• [GOAL OF THE EXERCISE] Your answer should be one number: how many lines of the records hold the string "재해자는".

Data records
+-------+

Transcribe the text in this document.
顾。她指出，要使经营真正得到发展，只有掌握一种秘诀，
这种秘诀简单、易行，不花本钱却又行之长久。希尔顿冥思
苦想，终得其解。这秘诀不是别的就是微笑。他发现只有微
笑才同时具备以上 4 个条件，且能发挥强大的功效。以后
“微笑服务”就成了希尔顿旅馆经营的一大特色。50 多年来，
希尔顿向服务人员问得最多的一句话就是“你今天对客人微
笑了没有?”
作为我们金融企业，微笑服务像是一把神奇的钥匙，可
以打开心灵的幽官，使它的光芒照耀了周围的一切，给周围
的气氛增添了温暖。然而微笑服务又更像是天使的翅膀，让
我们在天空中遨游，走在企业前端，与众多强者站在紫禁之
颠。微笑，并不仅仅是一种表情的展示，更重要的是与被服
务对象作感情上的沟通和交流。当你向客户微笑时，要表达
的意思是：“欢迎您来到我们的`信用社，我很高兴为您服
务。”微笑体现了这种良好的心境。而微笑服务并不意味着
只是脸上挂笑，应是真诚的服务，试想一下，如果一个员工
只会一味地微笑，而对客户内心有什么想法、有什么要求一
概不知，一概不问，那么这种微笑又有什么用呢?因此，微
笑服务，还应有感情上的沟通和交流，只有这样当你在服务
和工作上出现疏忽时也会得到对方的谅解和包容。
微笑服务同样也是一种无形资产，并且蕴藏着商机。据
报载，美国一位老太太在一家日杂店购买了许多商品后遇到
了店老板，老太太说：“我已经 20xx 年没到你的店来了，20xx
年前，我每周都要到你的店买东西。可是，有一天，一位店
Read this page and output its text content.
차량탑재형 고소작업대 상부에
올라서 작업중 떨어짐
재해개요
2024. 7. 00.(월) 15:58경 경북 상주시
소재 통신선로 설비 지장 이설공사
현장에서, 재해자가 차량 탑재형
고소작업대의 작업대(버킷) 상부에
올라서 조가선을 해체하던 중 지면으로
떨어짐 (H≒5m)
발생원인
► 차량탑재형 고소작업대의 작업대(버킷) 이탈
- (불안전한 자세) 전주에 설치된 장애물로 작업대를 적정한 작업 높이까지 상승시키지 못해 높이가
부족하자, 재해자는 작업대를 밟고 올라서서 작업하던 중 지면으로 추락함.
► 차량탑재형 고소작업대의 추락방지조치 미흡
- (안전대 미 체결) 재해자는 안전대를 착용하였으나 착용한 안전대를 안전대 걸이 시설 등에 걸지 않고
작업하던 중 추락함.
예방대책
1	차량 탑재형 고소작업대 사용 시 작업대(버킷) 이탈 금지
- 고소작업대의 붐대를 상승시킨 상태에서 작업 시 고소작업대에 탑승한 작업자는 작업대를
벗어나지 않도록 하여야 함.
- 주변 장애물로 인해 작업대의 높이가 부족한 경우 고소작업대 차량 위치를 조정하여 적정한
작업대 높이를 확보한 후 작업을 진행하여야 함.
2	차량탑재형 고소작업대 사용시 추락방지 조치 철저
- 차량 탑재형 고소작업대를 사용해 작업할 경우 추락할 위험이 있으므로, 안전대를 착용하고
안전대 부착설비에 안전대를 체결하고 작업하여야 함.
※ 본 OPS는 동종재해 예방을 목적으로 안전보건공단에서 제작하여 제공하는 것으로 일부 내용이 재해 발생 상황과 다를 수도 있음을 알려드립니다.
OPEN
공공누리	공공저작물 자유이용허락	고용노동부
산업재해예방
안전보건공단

+-------+

• [EXERCISE RESULT] 2